Anhand der Angaben →
[1] An welchem Tag hätte laut dem Interview zum Schauspielhaus Zürich ursprünglich die Premiere der Bepflanzung des Atriums stattgefunden?
[2] Prüfen Sie, ob die folgenden Aussagen mit dem Interview zum Schauspielhaus Zürich übereinstimmen: (a) Die Bepflanzung des Innenhofs im Schiffsbau wurde erst wegen Corona geplant. (b) Das Schauspielensemble kann derzeit nicht arbeiten. (c) Im Diskursformat unterhält sich die Dramaturgie mit Menschen aus Philosophie, Wirtschaft und Religion.
[3] Führen Sie das Interview zum Schauspielhaus Zürich im Anschluss an seinen letzten Satz fort.

Nicolas Stemann: Zumal wir immer, zwar mit dem herkömmlichen Theater im Zentrum, an einem erweiterten Theaterbegriff gearbeitet haben. Eines unserer nächsten Projekte, geplant lange vor Corona, ist die Bepflanzung des Innenhofs im Schiffsbau, dem Atrium. Das war uns ein wichtiges Bild, um zu zeigen, welche Prozesse stattfinden und dass sie Zeit brauchen. Ursprünglich wäre am 7. Mai die Premiere gewesen. Wir starten das jetzt vom Home Office aus. Alle Mitarbeiter*innen sind aufgefordert, zuhause etwas anzupflanzen: im Garten, auf der Fensterbank, auf dem Schreibtisch. Sobald wir wieder spielen dürfen, wird es die Premiere des Gartens im Atrium geben. Alle Pflänzchen, die im Home Office angefangen haben zu wachsen, werden zusammengetragen.

Auf dem Brachland wächst neues Grün… Das Tempo ist zwar reduziert, aber bei aller Skepsis gegenüber der schnellen Reaktion gibt es auch am Schauspielhaus Zürich keinen Stillstand, keine Auszeit?

Nicolas Stemann: Die Ideen kommen notgedrungen. Sie kommen einerseits daher, dass sehr viele Menschen den Wunsch nach Ausdruck haben und den Eindruck haben, dass es sinnvoll ist, die Dinge, die passieren, künstlerisch zu verarbeiten und darüber zu Erkenntnissen kommen. Auf der anderen Seite steht der Apparat, den man normalerweise hat, nicht zur Verfügung. Es gibt Vieles, was brach liegt, das ist schmerzhaft, auch für mich als Intendant. Wir haben 350 Mitarbeiter*innen. Einige arbeiten auf Hochtouren. Andere können nicht arbeiten, wie das Schauspielensemble. Das ist für sie bitter, für sie und für mich als Regisseur. Die Verantwortung, diese Dinge zu nutzen, mischt sich mit dem Wunsch nach künstlerischem Ausdruck.

Benjamin von Blomberg: Die Unterbrechung trägt ja auch unglaubliches Potenzial in sich. Wir sind alle herausgerissen aus etwas, und das bedeutet, dass es ein Danach geben wird. Dafür eine Sprache zu finden, interessiert uns sehr. Wir kuratieren gerade ein kleines Diskursformat, in dem sich die Dramaturgie mit Menschen aus anderen Disziplinen wie Philosophie, Wirtschaft, Religion unterhält, um spekulatives Wissen für die Zeit nach Corona zu generieren.

Nicolas Stemann: Zumal die Situation noch in jede Richtung kippen kann. Einerseits werden die Leute höflicher, umsichtiger. Die Situation könnte aber andererseits auch in einen neuen Faschismus münden. Wenn man sich die vergangenen 2.000 Jahre Menschheitsgeschichte anschaut, neigt man eher zu Letzterem. Aber noch können wir dagegenhalten.

Eingabedaten →
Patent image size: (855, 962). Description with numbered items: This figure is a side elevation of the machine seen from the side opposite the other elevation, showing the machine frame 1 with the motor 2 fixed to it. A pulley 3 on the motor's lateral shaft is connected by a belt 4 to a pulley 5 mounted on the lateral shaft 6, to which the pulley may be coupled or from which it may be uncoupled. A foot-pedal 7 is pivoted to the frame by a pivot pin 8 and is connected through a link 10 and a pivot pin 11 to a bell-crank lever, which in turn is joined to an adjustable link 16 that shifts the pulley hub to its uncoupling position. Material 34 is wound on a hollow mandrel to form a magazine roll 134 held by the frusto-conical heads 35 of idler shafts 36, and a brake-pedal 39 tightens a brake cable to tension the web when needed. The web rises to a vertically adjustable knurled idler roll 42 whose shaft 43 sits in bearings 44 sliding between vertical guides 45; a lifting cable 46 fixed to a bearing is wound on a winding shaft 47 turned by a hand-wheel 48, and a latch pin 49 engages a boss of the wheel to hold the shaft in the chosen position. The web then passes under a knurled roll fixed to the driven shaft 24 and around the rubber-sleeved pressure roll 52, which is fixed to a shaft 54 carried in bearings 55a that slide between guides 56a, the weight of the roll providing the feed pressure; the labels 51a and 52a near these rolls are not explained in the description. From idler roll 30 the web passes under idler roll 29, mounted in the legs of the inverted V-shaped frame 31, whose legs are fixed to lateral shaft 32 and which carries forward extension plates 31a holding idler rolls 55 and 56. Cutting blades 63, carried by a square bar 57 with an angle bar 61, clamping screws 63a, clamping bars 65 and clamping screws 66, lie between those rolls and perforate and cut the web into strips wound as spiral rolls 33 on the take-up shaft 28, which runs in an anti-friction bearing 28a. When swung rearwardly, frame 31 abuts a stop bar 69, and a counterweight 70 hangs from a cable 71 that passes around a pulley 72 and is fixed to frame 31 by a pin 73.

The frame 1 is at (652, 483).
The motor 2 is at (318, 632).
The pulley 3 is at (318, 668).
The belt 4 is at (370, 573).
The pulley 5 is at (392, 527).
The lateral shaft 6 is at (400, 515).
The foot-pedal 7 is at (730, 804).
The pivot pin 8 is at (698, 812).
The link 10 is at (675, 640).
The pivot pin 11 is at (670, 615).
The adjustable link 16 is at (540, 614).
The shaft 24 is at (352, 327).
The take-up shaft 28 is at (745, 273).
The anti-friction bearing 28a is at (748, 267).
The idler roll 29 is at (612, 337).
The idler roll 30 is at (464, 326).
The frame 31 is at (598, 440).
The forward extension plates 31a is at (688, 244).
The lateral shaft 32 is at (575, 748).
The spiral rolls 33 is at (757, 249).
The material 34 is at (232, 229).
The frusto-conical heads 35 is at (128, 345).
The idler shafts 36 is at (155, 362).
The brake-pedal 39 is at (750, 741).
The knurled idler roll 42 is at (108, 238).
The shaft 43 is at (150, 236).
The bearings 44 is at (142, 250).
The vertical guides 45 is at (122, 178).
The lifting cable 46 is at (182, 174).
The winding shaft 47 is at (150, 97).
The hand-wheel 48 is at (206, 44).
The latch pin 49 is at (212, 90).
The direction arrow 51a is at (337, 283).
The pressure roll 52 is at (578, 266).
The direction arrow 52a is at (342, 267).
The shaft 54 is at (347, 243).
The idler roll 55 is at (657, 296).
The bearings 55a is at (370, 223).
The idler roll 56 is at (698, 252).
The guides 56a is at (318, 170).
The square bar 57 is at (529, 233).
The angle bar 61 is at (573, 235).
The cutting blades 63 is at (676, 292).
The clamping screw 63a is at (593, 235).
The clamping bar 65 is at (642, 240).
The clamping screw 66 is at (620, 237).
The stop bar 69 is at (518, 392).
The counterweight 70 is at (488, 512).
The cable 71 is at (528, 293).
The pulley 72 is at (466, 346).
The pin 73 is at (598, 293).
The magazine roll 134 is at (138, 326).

Ergebnisse in Reihenfolge →
[1] Am 7. Mai.

[2]
(a) Nein: „geplant lange vor Corona“
(b) Ja: „Andere können nicht arbeiten, wie das Schauspielensemble.“
(c) Ja: „in dem sich die Dramaturgie mit Menschen aus anderen Disziplinen wie Philosophie, Wirtschaft, Religion unterhält“

[3]
Benjamin von Blomberg: Daher ist es so richtig, dass der Job der Intendanz und der Leitung auch in den Händen von Künstler*innen liegt: um gerade jetzt nicht nur mit dem Thema Kurzarbeit beschäftigt zu sein, sondern dafür etwas zu tun, dass die Energie des Ausprobierens nicht nachlässt, dass man nicht ängstlich wird. Alles unter Kontrolle zu halten, was künstlerische Leitungen oft versuchen, ist nie eine gute Idee. Wir haben das schnell abgegeben, es muss nicht alles durch unsere Köpfe. Wir haben acht Hausregisseur*innen, inklusive Nicolas, die sollen auch weiterhin die Gestaltungshoheit am Haus mit übernehmen. Alle müssen darauf Acht geben, dass Wildwuchs und das Experiment sich weiter ereignen kann.

Der Shutdown als Chance fürs Theater?

Benjamin von Blomberg: Theaterinstitutionen waren oft in der Defensive und unter Legitimationsdruck: Sind wir noch eine adäquate Kunstform für die Gegenwart? Aber jetzt gerade merkt man doch, wie unfassbar die Menschen leiden, wenn sie sich nicht begegnen und gemeinsam über sich reflektieren dürfen. Das ist wirklich nicht zum Aushalten! Auch jetzt gerade mit unserem Video-Gespräch: Es ist etwas komplett anderes, wenn ich mit Nicolas zusammen in einem Raum bin. Wir wären noch viel besser, zusammen, weil wir einander spüren würden, weil wir uns ergänzen, weil wir den anderen gut kennen, weil wir mitbekommen, wenn der andere unsicher ist, sich verläuft. Wir spüren gerade nichts. Drei Viertel unseres Körpers kommen nicht zum Einsatz. Ich glaube, dass wir uns unfassbar nach Theater sehnen werden, mit jedem Tag, den wir nicht ins Theater gehen können, mehr – das wird vitalisierend sein. Das stärkste Plädoyer für Theater ist, was gerade passiert.